#### [DOCUMENT EXTRACT]
=== Section Start ===

Question 502: A 75 kg person is administered a drug with a half-life of 3 hours. What is the approximate clearance of the drug?
- A. 6770 mL/min
- B. 1670 mL/min
- C. 23 mL/min (Correct Answer)
- D. 210 mL/min
Explanation: ⚠️ **Note:** This question cannot be solved using standard pharmacokinetic formulas without the volume of distribution (Vd). The answer relies on estimation principles rather than exact calculation. ***23 mL/min*** - This represents a **low to moderate clearance** value, typical for drugs that undergo hepatic metabolism with low-to-intermediate extraction ratios - For context: Normal **creatinine clearance** (marker of GFR) is approximately 90-120 mL/min in adults [1], so 23 mL/min represents roughly 20-25% of renal clearance capacity - This is a plausible value for drugs with **predominantly hepatic metabolism** with low hepatic extraction ratio - Using the relationship $Cl = \frac{0.693 \times Vd}{t_{1/2}}$, this would correspond to a Vd of approximately 6 liters (if t½ = 3 hours) [2] *210 mL/min* - This represents **moderate to high clearance**, suggesting efficient elimination - Comparable to **renal plasma flow** (approximately 600-700 mL/min × filtration fraction) - Would require a Vd of approximately 54 liters with the given half-life - Typical for drugs with good renal excretion or intermediate hepatic extraction *1670 mL/min* - This is extremely high clearance, approaching **total hepatic blood flow** (1500 mL/min) - Would require Vd of approximately 433 liters, which exceeds total body water (42L in a 70kg person) - Only seen with high extraction ratio drugs (>0.7) with extensive first-pass metabolism - Physiologically implausible for most drugs *6770 mL/min* - This clearance is **physiologically impossible** as it exceeds cardiac output (5-6 L/min = 5000-6000 mL/min) [3] - Clearance cannot exceed the blood flow to the eliminating organ [3] - Clearly a distracter option with no pharmacokinetic validity
Question 503: Which medication can be administered to reduce the frequency of future headache episodes in a 26-year-old female patient who experiences one-sided pulsating headaches accompanied by nausea, vomiting, and sensitivity to light and finds relief in a dimly lit environment?

=== Section End ===

#### [ASSIGNMENT 1]
Answer these from the drug clearance text:
(a) What half-life does Question 502 give for the drug?
(b) What figure does the text give for total hepatic blood flow?
(c) What does the text say a clearance of 6770 mL/min exceeds?
#### [ASSIGNMENT 2]
Retype the part of the drug clearance text starting with "Question 502: A" and going on through "mL/min (Correct Answer)".

#### [DATASET]

=== Section Start ===

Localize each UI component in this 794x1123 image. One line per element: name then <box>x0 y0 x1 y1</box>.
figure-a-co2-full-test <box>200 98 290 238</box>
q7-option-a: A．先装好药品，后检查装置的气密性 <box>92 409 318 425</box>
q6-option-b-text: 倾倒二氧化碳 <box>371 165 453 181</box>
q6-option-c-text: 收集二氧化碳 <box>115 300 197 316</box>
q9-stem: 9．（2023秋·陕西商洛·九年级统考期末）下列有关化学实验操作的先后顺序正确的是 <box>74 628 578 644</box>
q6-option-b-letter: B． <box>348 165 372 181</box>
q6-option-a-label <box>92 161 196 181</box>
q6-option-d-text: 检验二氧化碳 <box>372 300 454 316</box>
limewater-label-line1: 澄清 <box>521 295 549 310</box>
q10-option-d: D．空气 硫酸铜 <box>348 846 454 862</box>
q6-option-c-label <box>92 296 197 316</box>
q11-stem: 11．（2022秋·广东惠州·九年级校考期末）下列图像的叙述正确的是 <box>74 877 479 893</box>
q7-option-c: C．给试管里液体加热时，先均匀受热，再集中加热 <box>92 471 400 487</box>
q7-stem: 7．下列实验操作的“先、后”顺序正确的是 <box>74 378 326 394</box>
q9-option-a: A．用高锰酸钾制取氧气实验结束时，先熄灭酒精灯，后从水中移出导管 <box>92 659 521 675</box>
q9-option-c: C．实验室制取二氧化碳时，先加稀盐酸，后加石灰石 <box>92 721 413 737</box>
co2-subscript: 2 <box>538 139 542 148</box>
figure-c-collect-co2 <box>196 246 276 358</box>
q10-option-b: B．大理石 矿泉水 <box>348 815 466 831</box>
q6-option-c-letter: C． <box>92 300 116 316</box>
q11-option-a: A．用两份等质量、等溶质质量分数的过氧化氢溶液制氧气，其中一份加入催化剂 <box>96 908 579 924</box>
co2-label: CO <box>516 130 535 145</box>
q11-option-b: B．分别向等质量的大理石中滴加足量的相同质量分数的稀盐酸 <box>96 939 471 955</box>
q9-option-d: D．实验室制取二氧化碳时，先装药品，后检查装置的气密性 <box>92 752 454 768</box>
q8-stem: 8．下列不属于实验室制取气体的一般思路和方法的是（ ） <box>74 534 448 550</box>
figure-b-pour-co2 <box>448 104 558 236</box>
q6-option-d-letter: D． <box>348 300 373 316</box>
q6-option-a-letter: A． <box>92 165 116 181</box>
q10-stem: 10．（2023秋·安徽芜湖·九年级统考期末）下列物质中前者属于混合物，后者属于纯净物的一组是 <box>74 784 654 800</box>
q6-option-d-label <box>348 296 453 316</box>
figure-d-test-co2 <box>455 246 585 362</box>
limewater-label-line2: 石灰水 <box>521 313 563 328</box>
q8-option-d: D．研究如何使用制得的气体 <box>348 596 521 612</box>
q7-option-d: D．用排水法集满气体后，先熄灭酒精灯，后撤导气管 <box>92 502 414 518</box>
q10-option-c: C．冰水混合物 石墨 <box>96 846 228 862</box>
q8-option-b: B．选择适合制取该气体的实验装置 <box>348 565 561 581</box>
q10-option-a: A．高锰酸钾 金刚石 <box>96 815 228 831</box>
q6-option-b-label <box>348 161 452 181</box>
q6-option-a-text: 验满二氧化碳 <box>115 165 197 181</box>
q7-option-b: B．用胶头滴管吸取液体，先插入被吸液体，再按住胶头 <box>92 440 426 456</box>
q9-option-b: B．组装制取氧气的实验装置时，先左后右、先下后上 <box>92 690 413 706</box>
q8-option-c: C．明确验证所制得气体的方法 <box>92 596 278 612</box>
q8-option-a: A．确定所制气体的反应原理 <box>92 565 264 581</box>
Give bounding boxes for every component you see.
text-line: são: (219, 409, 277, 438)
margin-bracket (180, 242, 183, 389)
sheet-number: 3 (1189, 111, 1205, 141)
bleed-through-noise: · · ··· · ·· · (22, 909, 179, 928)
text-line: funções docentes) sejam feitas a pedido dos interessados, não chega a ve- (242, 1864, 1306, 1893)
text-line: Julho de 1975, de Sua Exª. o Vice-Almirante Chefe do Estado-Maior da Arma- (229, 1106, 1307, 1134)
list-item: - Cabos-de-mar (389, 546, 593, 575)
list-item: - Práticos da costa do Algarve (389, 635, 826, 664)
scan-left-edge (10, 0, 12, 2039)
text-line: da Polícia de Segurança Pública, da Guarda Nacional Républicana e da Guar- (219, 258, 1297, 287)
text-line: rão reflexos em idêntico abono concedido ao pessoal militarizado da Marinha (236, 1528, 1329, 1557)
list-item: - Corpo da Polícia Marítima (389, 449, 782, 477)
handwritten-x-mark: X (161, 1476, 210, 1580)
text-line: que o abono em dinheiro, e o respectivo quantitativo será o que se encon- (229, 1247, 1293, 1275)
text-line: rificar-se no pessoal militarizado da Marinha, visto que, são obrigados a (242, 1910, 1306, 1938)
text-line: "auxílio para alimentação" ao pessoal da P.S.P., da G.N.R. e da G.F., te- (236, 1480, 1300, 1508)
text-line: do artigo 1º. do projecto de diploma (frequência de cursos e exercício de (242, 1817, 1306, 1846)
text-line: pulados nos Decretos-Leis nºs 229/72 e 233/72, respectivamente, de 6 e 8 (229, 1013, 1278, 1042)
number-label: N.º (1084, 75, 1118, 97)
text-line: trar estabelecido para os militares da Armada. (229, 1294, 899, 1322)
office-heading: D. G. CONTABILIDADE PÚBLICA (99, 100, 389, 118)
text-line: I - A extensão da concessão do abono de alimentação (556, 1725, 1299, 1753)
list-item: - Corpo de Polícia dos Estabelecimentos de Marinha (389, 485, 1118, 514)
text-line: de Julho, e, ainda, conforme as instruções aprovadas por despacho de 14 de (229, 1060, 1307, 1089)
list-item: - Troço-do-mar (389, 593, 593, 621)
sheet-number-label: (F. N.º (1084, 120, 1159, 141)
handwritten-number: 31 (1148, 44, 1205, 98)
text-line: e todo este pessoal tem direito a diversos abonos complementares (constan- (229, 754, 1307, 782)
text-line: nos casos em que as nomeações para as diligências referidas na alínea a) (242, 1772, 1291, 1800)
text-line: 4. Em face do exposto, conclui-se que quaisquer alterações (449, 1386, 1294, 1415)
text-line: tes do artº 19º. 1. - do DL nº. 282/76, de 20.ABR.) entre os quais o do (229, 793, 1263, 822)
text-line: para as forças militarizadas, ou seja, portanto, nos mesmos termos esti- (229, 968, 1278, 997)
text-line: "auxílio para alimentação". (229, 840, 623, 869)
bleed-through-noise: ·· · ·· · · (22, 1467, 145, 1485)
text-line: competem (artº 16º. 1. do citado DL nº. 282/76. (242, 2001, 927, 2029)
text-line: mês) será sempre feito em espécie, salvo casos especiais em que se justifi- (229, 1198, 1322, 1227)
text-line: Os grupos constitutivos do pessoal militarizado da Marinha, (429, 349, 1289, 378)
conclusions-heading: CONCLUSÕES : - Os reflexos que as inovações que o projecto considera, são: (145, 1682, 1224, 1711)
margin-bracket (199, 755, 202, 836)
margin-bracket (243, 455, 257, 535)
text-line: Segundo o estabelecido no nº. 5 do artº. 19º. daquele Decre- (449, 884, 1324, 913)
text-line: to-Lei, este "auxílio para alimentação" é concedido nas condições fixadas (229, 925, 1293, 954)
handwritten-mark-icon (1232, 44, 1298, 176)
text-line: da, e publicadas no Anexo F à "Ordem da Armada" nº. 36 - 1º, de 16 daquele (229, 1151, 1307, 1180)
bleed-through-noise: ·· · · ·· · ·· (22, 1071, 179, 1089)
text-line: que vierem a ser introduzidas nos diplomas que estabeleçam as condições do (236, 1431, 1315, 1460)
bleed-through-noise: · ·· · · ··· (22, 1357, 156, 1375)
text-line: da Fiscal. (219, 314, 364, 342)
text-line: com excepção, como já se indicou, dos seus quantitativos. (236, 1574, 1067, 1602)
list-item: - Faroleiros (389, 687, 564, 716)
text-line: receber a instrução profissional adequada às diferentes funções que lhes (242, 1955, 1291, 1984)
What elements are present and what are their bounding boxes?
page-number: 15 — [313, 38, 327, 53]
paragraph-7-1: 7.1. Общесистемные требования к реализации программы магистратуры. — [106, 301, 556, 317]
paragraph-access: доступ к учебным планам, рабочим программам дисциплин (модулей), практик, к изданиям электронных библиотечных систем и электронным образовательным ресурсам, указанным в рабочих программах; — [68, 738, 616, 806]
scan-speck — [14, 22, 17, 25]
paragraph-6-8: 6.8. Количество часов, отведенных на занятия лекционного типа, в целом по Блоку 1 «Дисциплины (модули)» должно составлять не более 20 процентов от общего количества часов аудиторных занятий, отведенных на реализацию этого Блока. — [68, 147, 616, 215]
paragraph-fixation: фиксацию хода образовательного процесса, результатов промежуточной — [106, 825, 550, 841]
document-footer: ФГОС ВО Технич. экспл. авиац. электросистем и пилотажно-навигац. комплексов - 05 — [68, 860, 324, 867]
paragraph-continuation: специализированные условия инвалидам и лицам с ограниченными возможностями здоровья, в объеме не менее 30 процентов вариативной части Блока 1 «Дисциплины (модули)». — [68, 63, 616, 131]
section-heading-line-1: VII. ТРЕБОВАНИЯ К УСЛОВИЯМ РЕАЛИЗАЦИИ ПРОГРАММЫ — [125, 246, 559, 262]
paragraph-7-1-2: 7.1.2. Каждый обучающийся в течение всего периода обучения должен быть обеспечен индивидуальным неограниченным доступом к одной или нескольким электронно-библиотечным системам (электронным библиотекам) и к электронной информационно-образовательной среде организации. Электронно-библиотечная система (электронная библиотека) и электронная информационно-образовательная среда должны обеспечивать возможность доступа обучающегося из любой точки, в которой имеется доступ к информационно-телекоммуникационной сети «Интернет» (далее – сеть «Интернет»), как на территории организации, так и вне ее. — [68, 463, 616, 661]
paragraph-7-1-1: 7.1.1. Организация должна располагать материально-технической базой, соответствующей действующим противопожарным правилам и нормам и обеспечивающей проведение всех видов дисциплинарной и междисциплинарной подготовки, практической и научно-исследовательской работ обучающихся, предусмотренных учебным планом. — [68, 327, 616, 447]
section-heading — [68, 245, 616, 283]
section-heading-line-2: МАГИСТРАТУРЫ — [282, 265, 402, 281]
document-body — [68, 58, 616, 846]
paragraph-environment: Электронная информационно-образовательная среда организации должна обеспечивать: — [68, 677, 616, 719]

=== Section End ===

#### [SOLUTION 1]
(a) 3 hours
(b) 1500 mL/min
(c) Cardiac output (5-6 L/min = 5000-6000 mL/min)

#### [SOLUTION 2]
Question 502: A 75 kg person is administered a drug with a half-life of 3 hours. What is the approximate clearance of the drug?
- A. 6770 mL/min
- B. 1670 mL/min
- C. 23 mL/min (Correct Answer)